'''
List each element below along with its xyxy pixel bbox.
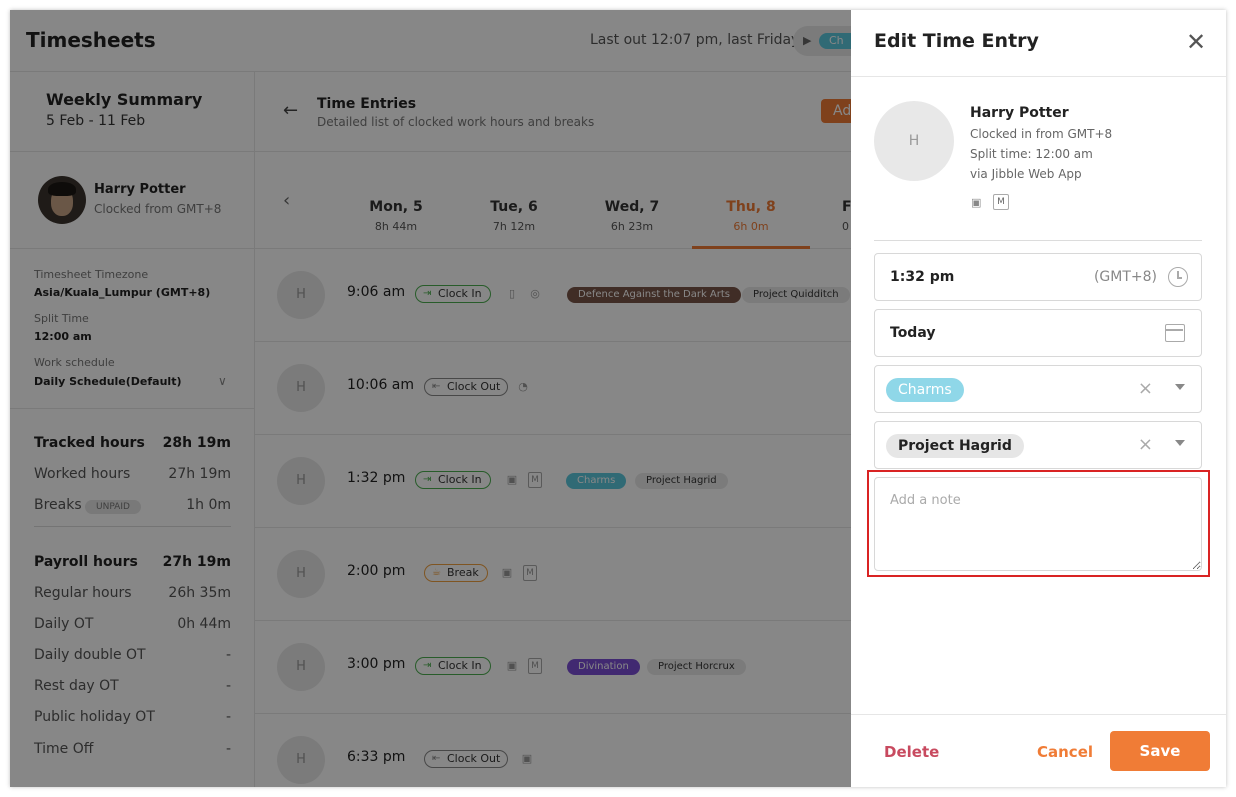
panel-title: Edit Time Entry: [874, 30, 1039, 52]
panel-footer-divider: [851, 714, 1226, 715]
timezone-value: (GMT+8): [1093, 269, 1157, 285]
panel-split-time: Split time: 12:00 am: [970, 147, 1093, 161]
activity-chip: Charms: [886, 378, 964, 402]
activity-select[interactable]: Charms ×: [874, 365, 1202, 413]
caret-down-icon[interactable]: [1175, 440, 1185, 446]
panel-header-divider: [851, 76, 1226, 77]
app-window: Timesheets Last out 12:07 pm, last Frida…: [10, 10, 1226, 787]
delete-button[interactable]: Delete: [884, 743, 939, 761]
panel-via-app: via Jibble Web App: [970, 167, 1082, 181]
panel-member-name: Harry Potter: [970, 105, 1069, 121]
time-value: 1:32 pm: [890, 269, 955, 285]
panel-divider: [874, 240, 1202, 241]
close-icon[interactable]: ✕: [1184, 30, 1208, 54]
timesheets-app: Timesheets Last out 12:07 pm, last Frida…: [10, 10, 1226, 787]
calendar-icon[interactable]: [1165, 324, 1185, 342]
manual-entry-icon: M: [993, 194, 1009, 210]
clear-icon[interactable]: ×: [1138, 379, 1153, 399]
project-chip: Project Hagrid: [886, 434, 1024, 458]
note-input[interactable]: [874, 477, 1202, 571]
project-select[interactable]: Project Hagrid ×: [874, 421, 1202, 469]
web-app-icon: ▣: [971, 196, 982, 209]
clock-icon[interactable]: [1168, 267, 1188, 287]
date-value: Today: [890, 325, 936, 341]
caret-down-icon[interactable]: [1175, 384, 1185, 390]
save-button[interactable]: Save: [1110, 731, 1210, 771]
time-field[interactable]: 1:32 pm (GMT+8): [874, 253, 1202, 301]
panel-clocked-in-from: Clocked in from GMT+8: [970, 127, 1113, 141]
panel-avatar: H: [874, 101, 954, 181]
modal-backdrop[interactable]: [10, 10, 851, 787]
clear-icon[interactable]: ×: [1138, 435, 1153, 455]
edit-time-entry-panel: Edit Time Entry ✕ H Harry Potter Clocked…: [851, 10, 1226, 787]
date-field[interactable]: Today: [874, 309, 1202, 357]
cancel-button[interactable]: Cancel: [1037, 743, 1093, 761]
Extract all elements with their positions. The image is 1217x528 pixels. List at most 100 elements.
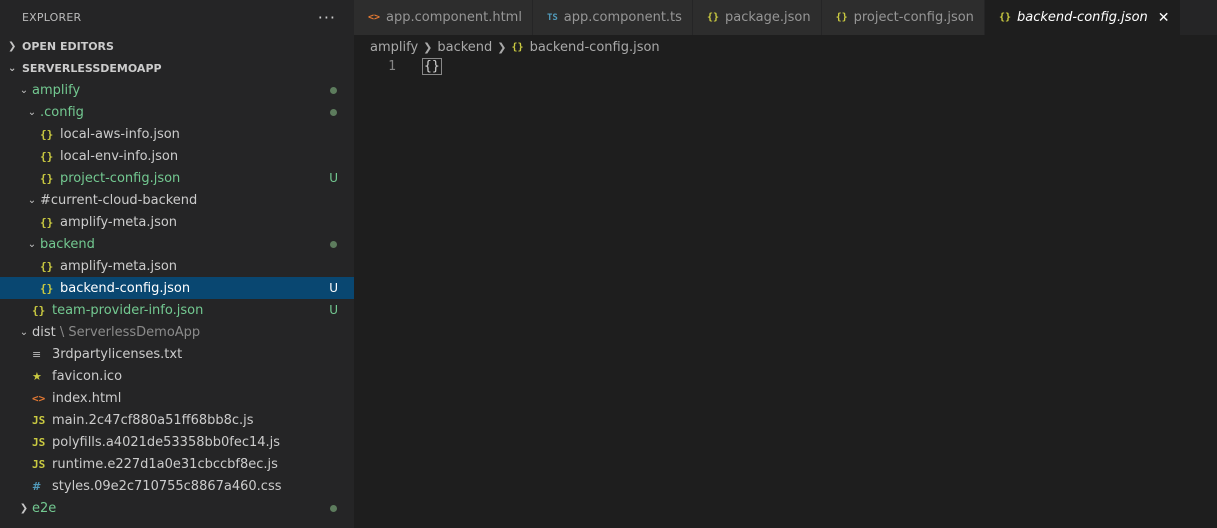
tree-file[interactable]: {} project-config.json U (0, 167, 354, 189)
json-file-icon: {} (40, 281, 54, 295)
tree-item-path-suffix: \ ServerlessDemoApp (55, 324, 201, 340)
git-status-badge: U (329, 303, 338, 317)
chevron-down-icon: ⌄ (19, 84, 29, 96)
js-file-icon: JS (32, 457, 46, 471)
tree-folder[interactable]: ⌄ #current-cloud-backend (0, 189, 354, 211)
tree-item-label: team-provider-info.json (52, 303, 354, 318)
tree-item-name: amplify-meta.json (60, 258, 178, 274)
explorer-title: EXPLORER (22, 11, 82, 24)
tree-file[interactable]: {} local-env-info.json (0, 145, 354, 167)
chevron-right-icon: ❯ (497, 40, 507, 54)
tree-item-label: .config (40, 105, 354, 120)
tab-label: app.component.html (386, 10, 522, 25)
breadcrumb-item-file[interactable]: backend-config.json (530, 40, 660, 55)
code-line: 1 {} (354, 57, 1217, 76)
tree-item-label: local-aws-info.json (60, 127, 354, 142)
tree-item-name: amplify (32, 82, 81, 98)
tree-item-label: e2e (32, 501, 354, 516)
editor-tab[interactable]: {} project-config.json (821, 0, 985, 35)
tree-item-name: backend-config.json (60, 280, 191, 296)
tree-item-name: e2e (32, 500, 57, 516)
tree-item-label: project-config.json (60, 171, 354, 186)
tree-file[interactable]: ≡ 3rdpartylicenses.txt (0, 343, 354, 365)
tree-file[interactable]: ★ favicon.ico (0, 365, 354, 387)
tree-folder[interactable]: ⌄ backend (0, 233, 354, 255)
open-editors-section[interactable]: ❯ OPEN EDITORS (0, 35, 354, 57)
tree-item-label: runtime.e227d1a0e31cbccbf8ec.js (52, 457, 354, 472)
file-tree: ⌄ amplify ⌄ .config{} local-aws-info.json{} l… (0, 79, 354, 519)
editor-tab[interactable]: {} package.json (692, 0, 822, 35)
explorer-sidebar: EXPLORER ··· ❯ OPEN EDITORS ⌄ SERVERLESS… (0, 0, 354, 528)
json-file-icon: {} (32, 303, 46, 317)
tree-item-label: main.2c47cf880a51ff68bb8c.js (52, 413, 354, 428)
tree-item-name: runtime.e227d1a0e31cbccbf8ec.js (52, 456, 278, 472)
tree-file[interactable]: {} team-provider-info.json U (0, 299, 354, 321)
tree-file[interactable]: {} local-aws-info.json (0, 123, 354, 145)
modified-dot-icon (330, 109, 337, 116)
explorer-header: EXPLORER ··· (0, 0, 354, 35)
editor-tab[interactable]: <> app.component.html (354, 0, 533, 35)
json-file-icon: {} (40, 259, 54, 273)
editor-tab[interactable]: TS app.component.ts (532, 0, 693, 35)
code-editor[interactable]: 1 {} (354, 57, 1217, 528)
tree-item-label: 3rdpartylicenses.txt (52, 347, 354, 362)
tree-item-label: amplify-meta.json (60, 215, 354, 230)
tree-item-label: favicon.ico (52, 369, 354, 384)
json-file-icon: {} (706, 12, 719, 23)
modified-dot-icon (330, 241, 337, 248)
project-section[interactable]: ⌄ SERVERLESSDEMOAPP (0, 57, 354, 79)
tree-file[interactable]: {} backend-config.json U (0, 277, 354, 299)
git-status-badge: U (329, 281, 338, 295)
tree-item-label: polyfills.a4021de53358bb0fec14.js (52, 435, 354, 450)
editor-tab[interactable]: {} backend-config.json ✕ (984, 0, 1181, 35)
modified-dot-icon (330, 505, 337, 512)
tree-folder[interactable]: ⌄ dist \ ServerlessDemoApp (0, 321, 354, 343)
tree-item-name: backend (40, 236, 95, 252)
html-file-icon: <> (368, 12, 381, 23)
tree-file[interactable]: {} amplify-meta.json (0, 255, 354, 277)
json-file-icon: {} (998, 12, 1011, 23)
project-label: SERVERLESSDEMOAPP (22, 61, 162, 75)
chevron-down-icon: ⌄ (27, 238, 37, 250)
chevron-down-icon: ⌄ (27, 106, 37, 118)
breadcrumb-item-amplify[interactable]: amplify (370, 40, 418, 55)
tree-item-label: local-env-info.json (60, 149, 354, 164)
ts-file-icon: TS (546, 12, 558, 23)
tree-item-label: styles.09e2c710755c8867a460.css (52, 479, 354, 494)
tree-item-name: main.2c47cf880a51ff68bb8c.js (52, 412, 254, 428)
tree-item-label: dist \ ServerlessDemoApp (32, 325, 354, 340)
favicon-file-icon: ★ (32, 369, 42, 383)
js-file-icon: JS (32, 435, 46, 449)
tab-label: app.component.ts (563, 10, 682, 25)
tree-file[interactable]: JS polyfills.a4021de53358bb0fec14.js (0, 431, 354, 453)
open-editors-label: OPEN EDITORS (22, 39, 114, 53)
json-file-icon: {} (40, 149, 54, 163)
tab-label: package.json (724, 10, 811, 25)
tab-label: project-config.json (853, 10, 974, 25)
tree-file[interactable]: <> index.html (0, 387, 354, 409)
chevron-down-icon: ⌄ (8, 62, 17, 74)
tab-label: backend-config.json (1016, 10, 1148, 25)
tree-item-label: amplify-meta.json (60, 259, 354, 274)
tree-item-name: dist (32, 324, 56, 340)
git-status-badge: U (329, 171, 338, 185)
tree-folder[interactable]: ❯ e2e (0, 497, 354, 519)
chevron-right-icon: ❯ (423, 40, 433, 54)
more-actions-icon[interactable]: ··· (318, 8, 336, 27)
tree-file[interactable]: JS main.2c47cf880a51ff68bb8c.js (0, 409, 354, 431)
json-file-icon: {} (511, 41, 524, 53)
close-icon[interactable]: ✕ (1158, 10, 1170, 26)
tree-item-name: #current-cloud-backend (40, 192, 198, 208)
tree-file[interactable]: {} amplify-meta.json (0, 211, 354, 233)
tree-file[interactable]: # styles.09e2c710755c8867a460.css (0, 475, 354, 497)
tree-item-label: backend (40, 237, 354, 252)
tree-file[interactable]: JS runtime.e227d1a0e31cbccbf8ec.js (0, 453, 354, 475)
tree-item-name: local-aws-info.json (60, 126, 180, 142)
json-file-icon: {} (40, 171, 54, 185)
line-content[interactable]: {} (422, 58, 442, 75)
tree-item-name: amplify-meta.json (60, 214, 178, 230)
tree-folder[interactable]: ⌄ .config (0, 101, 354, 123)
tree-item-name: favicon.ico (52, 368, 123, 384)
tree-folder[interactable]: ⌄ amplify (0, 79, 354, 101)
breadcrumb-item-backend[interactable]: backend (437, 40, 492, 55)
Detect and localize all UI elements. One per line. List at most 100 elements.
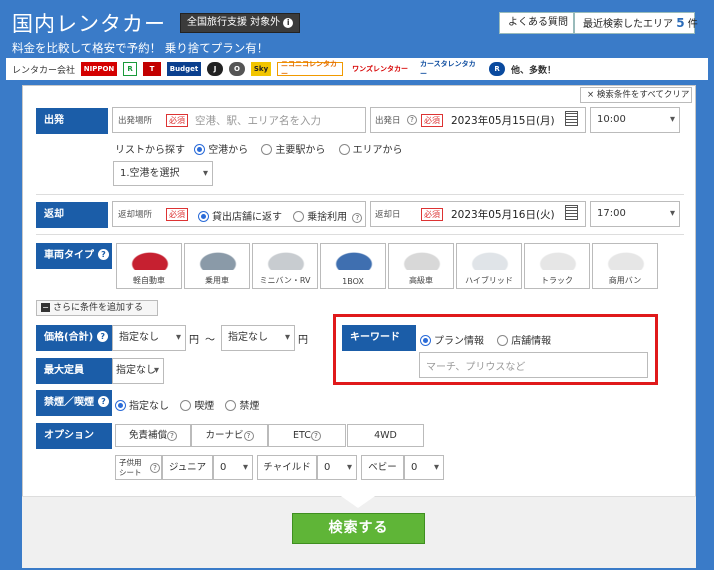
'''
Short problem:
Can you rewrite the material from the line with "panel-title: Edit Time" through the line with "activity-select[interactable]: Charms ×: [874, 365, 1202, 413]", switching "Charms" to "Potions" and leaving everything else unchanged?

Answer below:
panel-title: Edit Time Entry: [874, 30, 1039, 52]
panel-footer-divider: [851, 714, 1226, 715]
timezone-value: (GMT+8): [1093, 269, 1157, 285]
panel-split-time: Split time: 12:00 am: [970, 147, 1093, 161]
activity-chip: Potions: [886, 378, 964, 402]
activity-select[interactable]: Potions ×: [874, 365, 1202, 413]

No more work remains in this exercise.